- _What the task requires_: Find each line containing the string "cross" and return it.

── Records supplied

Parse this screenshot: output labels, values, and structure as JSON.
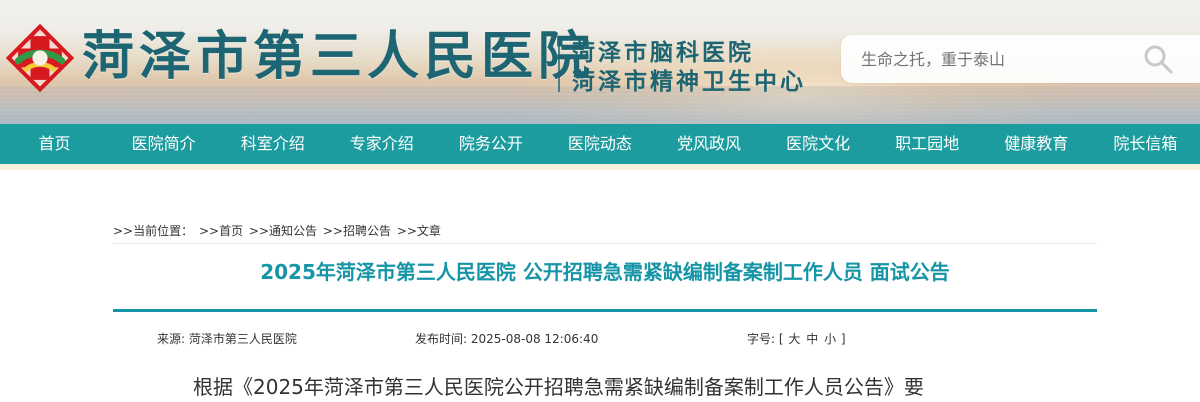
{
  "site": {
    "name": "菏泽市第三人民医院",
    "subnames": [
      "菏泽市脑科医院",
      "菏泽市精神卫生中心"
    ],
    "search": {
      "placeholder": "生命之托，重于泰山"
    }
  },
  "nav": {
    "items": [
      "首页",
      "医院简介",
      "科室介绍",
      "专家介绍",
      "院务公开",
      "医院动态",
      "党风政风",
      "医院文化",
      "职工园地",
      "健康教育",
      "院长信箱"
    ]
  },
  "breadcrumb": {
    "prefix": ">>当前位置：",
    "items": [
      ">>首页",
      ">>通知公告",
      ">>招聘公告",
      ">>文章"
    ]
  },
  "article": {
    "title": "2025年菏泽市第三人民医院 公开招聘急需紧缺编制备案制工作人员 面试公告",
    "meta": {
      "source_label": "来源:",
      "source": "菏泽市第三人民医院",
      "date_label": "发布时间:",
      "date": "2025-08-08 12:06:40",
      "size_label": "字号:",
      "size_open": "[",
      "size_big": "大",
      "size_mid": "中",
      "size_small": "小",
      "size_close": "]"
    },
    "intro": "根据《2025年菏泽市第三人民医院公开招聘急需紧缺编制备案制工作人员公告》要"
  },
  "colors": {
    "brand": "#1d6573",
    "nav_bg": "#1c9c9e",
    "title": "#1595a6",
    "cross": "#d71920"
  },
  "icons": {
    "logo": "hospital-cross-logo-icon",
    "search": "magnifier-icon"
  }
}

────

- _Problem solution_:
    "cross": "#d71920"
    "logo": "hospital-cross-logo-icon",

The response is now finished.